## TEXTE À ÉTUDIER
Les dispositions de l’article 373-2 du Code Civil sont très claires : « La séparation des parents est sans incidence sur les règles de dévolution de l’exercice de l’autorité parentale. Chacun des père et mère doit maintenir des relations personnelles avec l’enfant et respecter les liens de celui-ci avec l’autre parent. »
Sauf dispositions contraires, l’autorité parentale étant partagée, il est donc essentiel de prévoir un mode de garde à 2 qui puisse répondre à cette loi, dès lors que les conditions le permettent (volonté manifeste des parents de s’occuper de leurs enfants, logement à proximité, capacité d’accueil, absence de violence, âge des enfants*…).

⇒ Voici les 3 modes de garde existants à ce jour suite à une séparation :

  • Alternée : lorsque les parents vivent à proximité et sans conflit,
  • Classique : l’enfant réside habituellement chez un parent et l’autre parent bénéficie d’une fin de semaine sur 2 (ou le mercredi) et la moitié des vacances scolaires
  • Réduite : définie par le Juge aux Affaires Familiales, dans un lieu dédié
Si les parents n’arrivent pas à s’entendre, c’est le juge qui fixera les modalités de résidence de l’enfant.

Données de segmentation des pages:

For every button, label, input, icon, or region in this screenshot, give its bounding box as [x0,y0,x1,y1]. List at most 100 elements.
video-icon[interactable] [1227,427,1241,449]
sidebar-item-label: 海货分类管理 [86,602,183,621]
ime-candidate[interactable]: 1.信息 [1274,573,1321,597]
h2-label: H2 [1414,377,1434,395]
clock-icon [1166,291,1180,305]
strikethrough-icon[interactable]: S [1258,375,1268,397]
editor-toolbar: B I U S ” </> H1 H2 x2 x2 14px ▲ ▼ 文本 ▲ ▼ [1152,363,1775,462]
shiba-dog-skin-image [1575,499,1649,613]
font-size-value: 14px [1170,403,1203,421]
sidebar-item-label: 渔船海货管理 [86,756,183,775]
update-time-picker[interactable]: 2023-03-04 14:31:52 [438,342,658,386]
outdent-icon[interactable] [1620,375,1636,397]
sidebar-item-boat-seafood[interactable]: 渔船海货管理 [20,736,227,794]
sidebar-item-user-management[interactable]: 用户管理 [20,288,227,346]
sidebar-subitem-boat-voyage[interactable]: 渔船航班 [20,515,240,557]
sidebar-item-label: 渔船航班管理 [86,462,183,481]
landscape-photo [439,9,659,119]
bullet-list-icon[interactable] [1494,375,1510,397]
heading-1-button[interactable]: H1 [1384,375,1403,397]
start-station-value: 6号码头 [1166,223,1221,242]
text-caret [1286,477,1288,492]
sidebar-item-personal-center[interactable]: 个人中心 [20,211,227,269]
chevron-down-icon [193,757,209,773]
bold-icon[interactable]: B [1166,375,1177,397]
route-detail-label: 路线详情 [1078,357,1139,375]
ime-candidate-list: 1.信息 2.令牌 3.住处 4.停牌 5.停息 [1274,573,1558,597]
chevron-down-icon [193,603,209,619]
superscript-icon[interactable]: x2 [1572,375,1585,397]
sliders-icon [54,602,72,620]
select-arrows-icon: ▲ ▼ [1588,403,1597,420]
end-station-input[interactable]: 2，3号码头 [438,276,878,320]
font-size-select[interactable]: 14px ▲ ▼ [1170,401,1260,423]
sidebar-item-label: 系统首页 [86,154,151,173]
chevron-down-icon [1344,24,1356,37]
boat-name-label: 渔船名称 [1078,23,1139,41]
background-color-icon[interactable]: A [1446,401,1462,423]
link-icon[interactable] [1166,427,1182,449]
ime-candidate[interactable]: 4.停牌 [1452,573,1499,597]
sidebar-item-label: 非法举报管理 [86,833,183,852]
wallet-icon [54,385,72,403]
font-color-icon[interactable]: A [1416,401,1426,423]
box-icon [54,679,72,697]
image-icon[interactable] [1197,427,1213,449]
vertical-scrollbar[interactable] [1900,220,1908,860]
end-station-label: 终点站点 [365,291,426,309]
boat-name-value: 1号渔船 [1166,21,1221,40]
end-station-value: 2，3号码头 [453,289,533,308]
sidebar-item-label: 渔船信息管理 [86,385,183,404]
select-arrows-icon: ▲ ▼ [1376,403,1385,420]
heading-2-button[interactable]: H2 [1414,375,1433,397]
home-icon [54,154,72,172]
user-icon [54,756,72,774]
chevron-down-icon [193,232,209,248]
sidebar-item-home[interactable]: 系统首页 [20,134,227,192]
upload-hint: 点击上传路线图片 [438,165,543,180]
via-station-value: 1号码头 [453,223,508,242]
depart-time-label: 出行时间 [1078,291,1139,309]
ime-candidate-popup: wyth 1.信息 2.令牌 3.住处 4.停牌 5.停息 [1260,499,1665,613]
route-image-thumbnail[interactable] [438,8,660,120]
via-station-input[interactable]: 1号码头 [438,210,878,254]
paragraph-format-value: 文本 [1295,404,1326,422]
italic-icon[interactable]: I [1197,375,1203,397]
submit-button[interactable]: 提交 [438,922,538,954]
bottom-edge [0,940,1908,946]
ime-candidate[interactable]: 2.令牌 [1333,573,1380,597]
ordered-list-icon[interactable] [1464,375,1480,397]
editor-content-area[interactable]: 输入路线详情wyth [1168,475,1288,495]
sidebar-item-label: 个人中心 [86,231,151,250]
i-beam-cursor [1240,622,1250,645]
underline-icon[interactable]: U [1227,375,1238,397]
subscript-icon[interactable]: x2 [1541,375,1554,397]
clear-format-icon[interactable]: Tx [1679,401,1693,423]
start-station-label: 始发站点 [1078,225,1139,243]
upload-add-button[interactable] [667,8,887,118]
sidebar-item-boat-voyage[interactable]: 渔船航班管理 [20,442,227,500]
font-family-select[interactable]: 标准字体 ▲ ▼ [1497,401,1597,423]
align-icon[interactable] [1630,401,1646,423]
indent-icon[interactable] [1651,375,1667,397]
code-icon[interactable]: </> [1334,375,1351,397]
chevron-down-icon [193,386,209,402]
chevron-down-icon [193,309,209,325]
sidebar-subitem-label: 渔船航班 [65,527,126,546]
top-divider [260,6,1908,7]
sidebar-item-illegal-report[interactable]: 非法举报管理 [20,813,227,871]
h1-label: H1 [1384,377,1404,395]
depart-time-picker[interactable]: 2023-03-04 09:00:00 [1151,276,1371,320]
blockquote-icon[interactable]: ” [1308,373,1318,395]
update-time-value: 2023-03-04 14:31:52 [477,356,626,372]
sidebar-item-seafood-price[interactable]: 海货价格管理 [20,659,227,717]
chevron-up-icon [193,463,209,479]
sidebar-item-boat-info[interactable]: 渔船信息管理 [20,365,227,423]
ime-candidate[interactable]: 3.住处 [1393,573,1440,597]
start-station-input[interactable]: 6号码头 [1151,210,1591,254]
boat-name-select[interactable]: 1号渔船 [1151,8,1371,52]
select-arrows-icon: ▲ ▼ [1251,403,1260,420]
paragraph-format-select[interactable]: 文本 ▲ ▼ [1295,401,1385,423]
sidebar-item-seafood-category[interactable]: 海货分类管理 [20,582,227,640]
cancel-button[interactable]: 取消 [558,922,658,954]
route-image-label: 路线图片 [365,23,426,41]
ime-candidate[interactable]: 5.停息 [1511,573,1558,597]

## CONSIGNE A
Répondez à ces questions d'après le texte sur les modes de garde, une réponse par ligne :
(i) Selon l'article 373-2 du Code Civil cité, quelle incidence la séparation des parents a-t-elle sur les règles de dévolution de l'exercice de l'autorité parentale ?
(ii) Quels sont les modes de garde existants à ce jour suite à une séparation ?
(iii) Qui fixe les modalités de résidence de l'enfant lorsque les parents n'arrivent pas à s'entendre ?
## CONSIGNE B
Ces affirmations s'accordent-elles avec le texte sur les modes de garde ? Répondez par oui ou par non et citez les mots du texte qui tranchent.
(i) La garde alternée concerne des parents qui vivent à proximité et sans conflit.
(ii) Dans la garde classique, l'autre parent bénéficie de toutes les vacances scolaires.
(iii) La garde réduite est définie par les parents eux-mêmes.
## CONSIGNE C
Prolongez le texte sur les modes de garde après sa dernière phrase.

## RÉPONSE A
(i) Aucune : la séparation est sans incidence sur ces règles.
(ii) La garde alternée, la garde classique et la garde réduite.
(iii) Le juge.

## RÉPONSE B
(i) Oui : « Alternée : lorsque les parents vivent à proximité et sans conflit ».
(ii) Non : « la moitié des vacances scolaires ».
(iii) Non : « Réduite : définie par le Juge aux Affaires Familiales, dans un lieu dédié ».

## RÉPONSE C
De nos jours, le mode de garde le plus courant est la garde en résidence alternée : il concerne 80% des couples séparés. Pourtant, bien des parents récemment séparés sont encore effrayés de ce mode de garde ; ils imaginent :

  • leurs enfants ballotés à gauche et à droite, avec une montagne de sacs, valises et de cartables,
  • leurs enfants ne supporteront pas l’absence ni le manque,
  • qu’ils devront revoir leur ex-conjoint bien plus souvent que prévu,
Heureusement, ce ne sont que de croyances : une garde partagée, dont la mise en place a été réfléchie et testée, permet à chacun de trouver son rythme, ses marques et de s’épanouir.

⇒ Voici quelques bonnes pratiques pour vous y aider :

  • Prenez toujours vos décisions dans l’intérêt de votre (vos) enfant(s),
  • Dès que possible, nous vous recommandons de mettre en place une alternance qui vous convienne et qui soit la plus cohérente possible pour vos enfants, comme pour vous,
  • Même en situation de cohabitation, organisez-vous pour répartir votre temps de garde et créez des instants privilégiés avec vos enfants : cela permet de préparer une transition en douceur quand les logements seront séparés,
  • Fixez un cadre rassurant, dans lequel vos enfants peuvent s’épanouir et se repérer : un emploi du temps identique, des horaires respectées…
  • Prenez le temps de réaliser des activités seul(e) avec vos enfants, mettez en place de nouvelles habitudes, des temps dédiés, qui s’équilibreront avec ceux du conjoint (attention aux surenchères),
  • En cas de garde classique et/ou alternée, fixez le jour et l’heure de l’alternance, le sort des vacances scolaires, des fêtes importantes (anniversaires, Noel, fête des mères/pères) ainsi que des grandes vacances (par quinzaine ou par mois).
  • Prévoir également le sort des frais liés à éducation des enfants et les modalités de répartition (frais liés à la scolarité, activité extra scolaires, frais médicaux, et frais exceptionnels) ; prévoir également le délai dans lequel ces frais sont payés (début du mois suivant).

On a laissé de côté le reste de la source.